§ **Extracts from a graphics dataset**
--
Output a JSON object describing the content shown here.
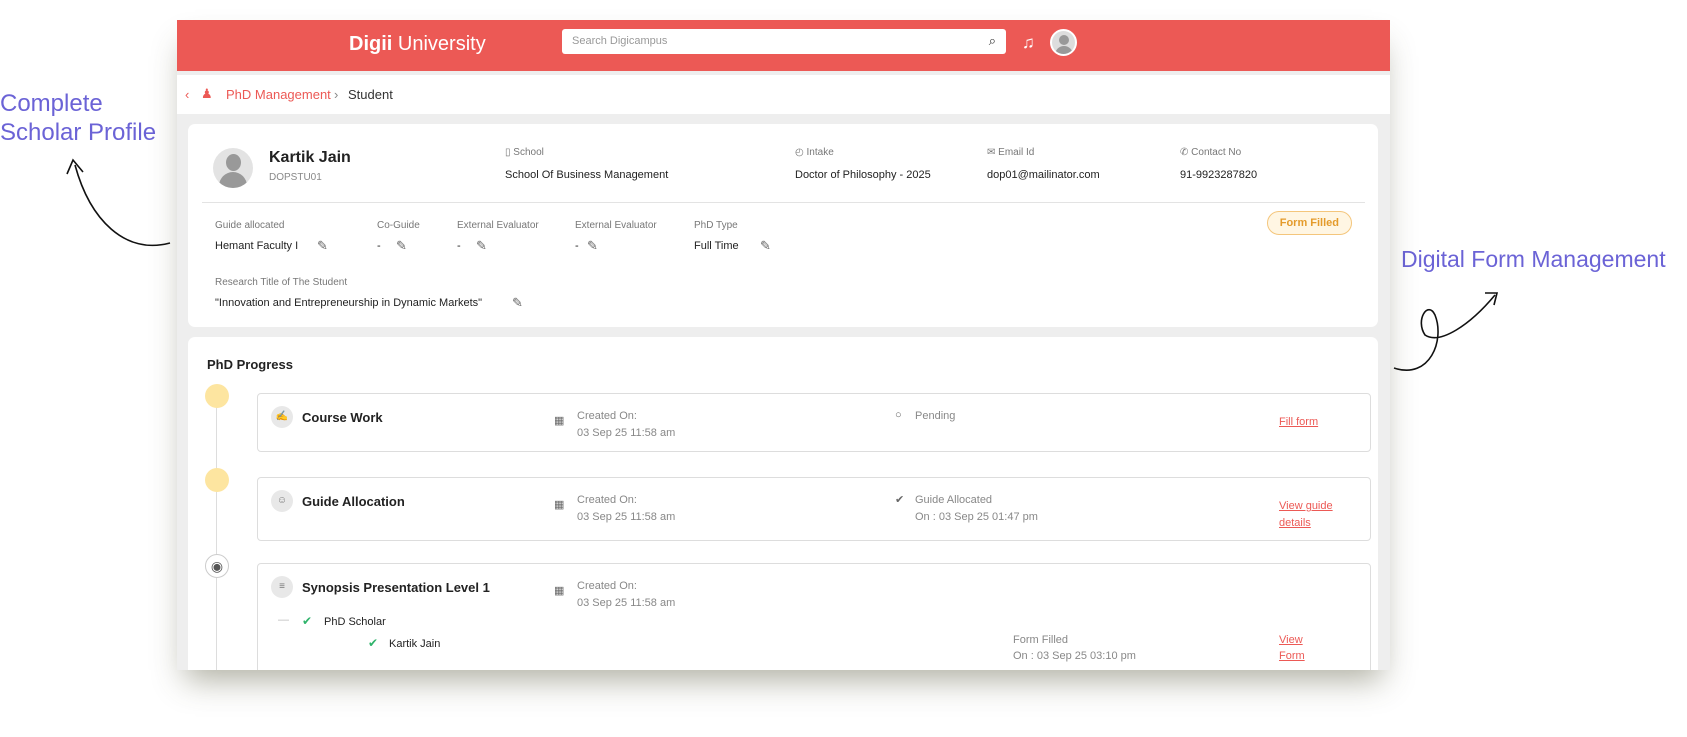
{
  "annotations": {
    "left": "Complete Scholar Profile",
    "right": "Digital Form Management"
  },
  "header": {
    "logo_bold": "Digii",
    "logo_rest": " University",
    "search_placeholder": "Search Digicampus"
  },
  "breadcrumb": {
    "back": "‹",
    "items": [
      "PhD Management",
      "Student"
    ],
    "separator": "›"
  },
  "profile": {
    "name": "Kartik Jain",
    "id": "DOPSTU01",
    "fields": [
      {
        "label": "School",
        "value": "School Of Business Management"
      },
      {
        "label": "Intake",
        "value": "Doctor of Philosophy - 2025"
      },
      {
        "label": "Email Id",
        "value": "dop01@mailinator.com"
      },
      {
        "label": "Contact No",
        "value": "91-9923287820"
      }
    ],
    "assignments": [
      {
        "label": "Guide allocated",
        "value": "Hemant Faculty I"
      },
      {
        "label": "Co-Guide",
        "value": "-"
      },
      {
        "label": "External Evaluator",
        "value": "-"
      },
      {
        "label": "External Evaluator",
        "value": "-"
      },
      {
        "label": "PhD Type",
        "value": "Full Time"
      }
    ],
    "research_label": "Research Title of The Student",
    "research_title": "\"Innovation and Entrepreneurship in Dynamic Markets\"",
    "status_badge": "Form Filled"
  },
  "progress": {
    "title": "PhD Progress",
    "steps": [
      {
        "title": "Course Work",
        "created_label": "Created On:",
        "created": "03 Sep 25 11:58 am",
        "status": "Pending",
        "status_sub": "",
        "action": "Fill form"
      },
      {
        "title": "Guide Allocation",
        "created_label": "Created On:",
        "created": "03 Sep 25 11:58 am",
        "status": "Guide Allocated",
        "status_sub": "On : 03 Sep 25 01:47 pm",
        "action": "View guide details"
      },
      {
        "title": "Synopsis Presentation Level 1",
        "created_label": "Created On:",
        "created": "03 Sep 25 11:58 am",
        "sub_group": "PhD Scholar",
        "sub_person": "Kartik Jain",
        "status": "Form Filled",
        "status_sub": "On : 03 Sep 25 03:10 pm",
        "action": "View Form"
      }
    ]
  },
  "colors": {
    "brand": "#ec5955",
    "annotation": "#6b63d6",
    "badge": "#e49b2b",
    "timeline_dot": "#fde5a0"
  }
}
--
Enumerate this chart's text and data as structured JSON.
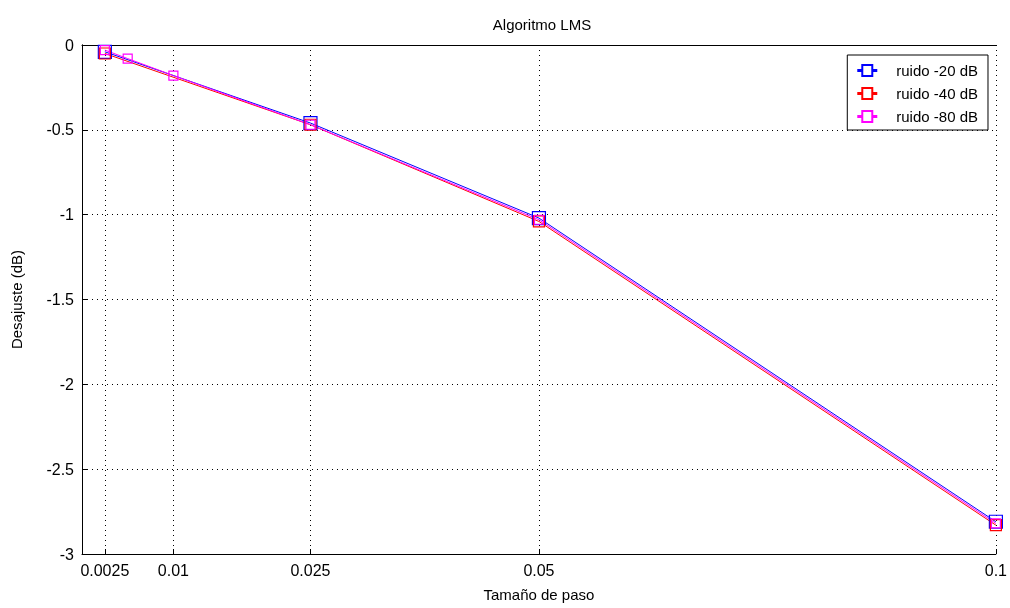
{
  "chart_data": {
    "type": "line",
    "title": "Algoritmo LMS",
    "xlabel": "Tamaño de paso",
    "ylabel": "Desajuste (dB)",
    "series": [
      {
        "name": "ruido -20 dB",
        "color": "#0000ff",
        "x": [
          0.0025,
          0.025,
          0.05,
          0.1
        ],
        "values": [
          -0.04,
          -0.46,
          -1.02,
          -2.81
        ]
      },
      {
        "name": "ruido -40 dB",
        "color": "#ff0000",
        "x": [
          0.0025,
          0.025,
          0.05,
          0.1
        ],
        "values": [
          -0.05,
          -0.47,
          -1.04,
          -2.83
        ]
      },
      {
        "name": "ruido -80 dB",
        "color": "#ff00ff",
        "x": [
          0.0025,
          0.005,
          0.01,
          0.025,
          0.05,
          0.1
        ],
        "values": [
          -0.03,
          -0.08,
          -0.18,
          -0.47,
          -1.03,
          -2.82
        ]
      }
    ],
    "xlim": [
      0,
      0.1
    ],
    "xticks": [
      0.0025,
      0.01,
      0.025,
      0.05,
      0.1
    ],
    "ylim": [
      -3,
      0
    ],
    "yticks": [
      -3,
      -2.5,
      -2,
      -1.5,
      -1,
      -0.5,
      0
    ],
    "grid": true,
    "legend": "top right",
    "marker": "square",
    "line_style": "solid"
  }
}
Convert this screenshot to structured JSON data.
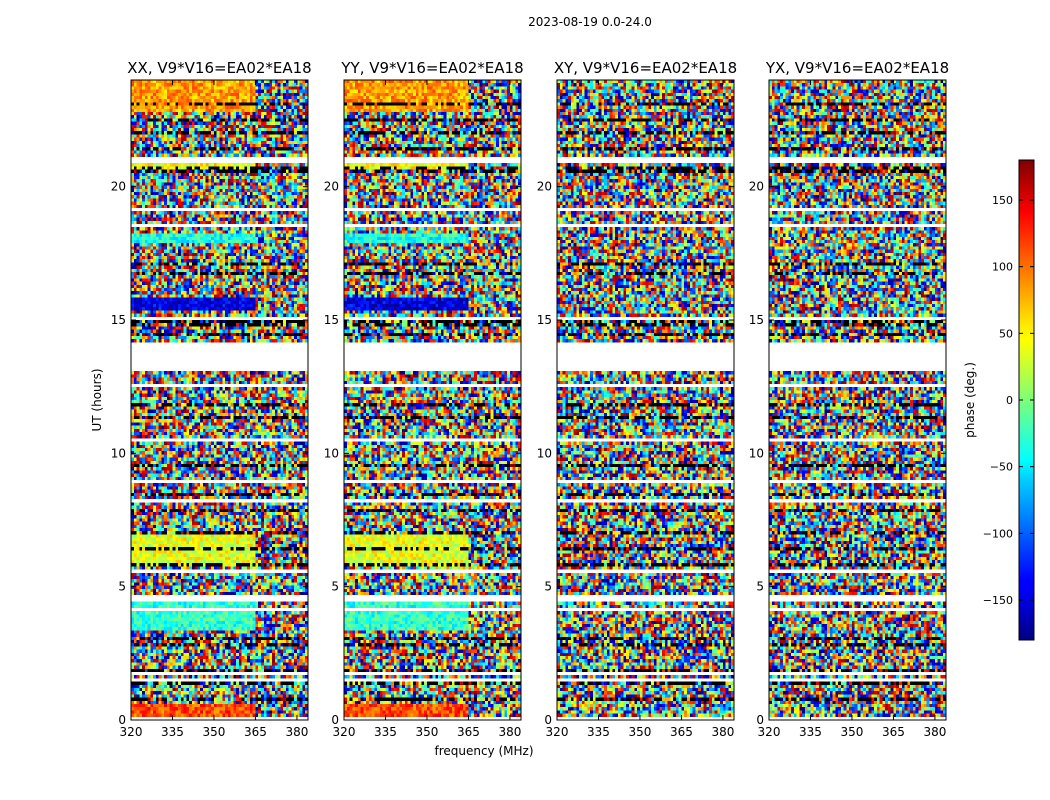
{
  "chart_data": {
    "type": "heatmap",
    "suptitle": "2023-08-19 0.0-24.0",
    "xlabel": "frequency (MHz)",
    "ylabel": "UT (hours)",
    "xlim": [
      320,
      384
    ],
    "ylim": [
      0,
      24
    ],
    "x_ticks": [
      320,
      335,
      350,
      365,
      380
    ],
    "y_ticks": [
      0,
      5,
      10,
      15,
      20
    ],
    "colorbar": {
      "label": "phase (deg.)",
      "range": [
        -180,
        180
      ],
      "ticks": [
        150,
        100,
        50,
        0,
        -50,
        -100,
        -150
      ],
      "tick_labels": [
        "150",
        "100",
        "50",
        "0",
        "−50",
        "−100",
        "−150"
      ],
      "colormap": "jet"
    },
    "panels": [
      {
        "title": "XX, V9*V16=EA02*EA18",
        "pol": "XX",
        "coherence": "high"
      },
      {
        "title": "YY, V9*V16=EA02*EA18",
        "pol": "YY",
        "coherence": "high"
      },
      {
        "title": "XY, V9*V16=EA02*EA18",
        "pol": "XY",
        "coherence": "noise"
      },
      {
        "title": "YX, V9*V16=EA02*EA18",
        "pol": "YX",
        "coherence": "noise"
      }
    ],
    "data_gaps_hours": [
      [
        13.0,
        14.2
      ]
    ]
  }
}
--
§ **CHALLENGE**
Only a number is wanted: how many lines of the data above contain "View"?

§ **THE SOLUTION**
2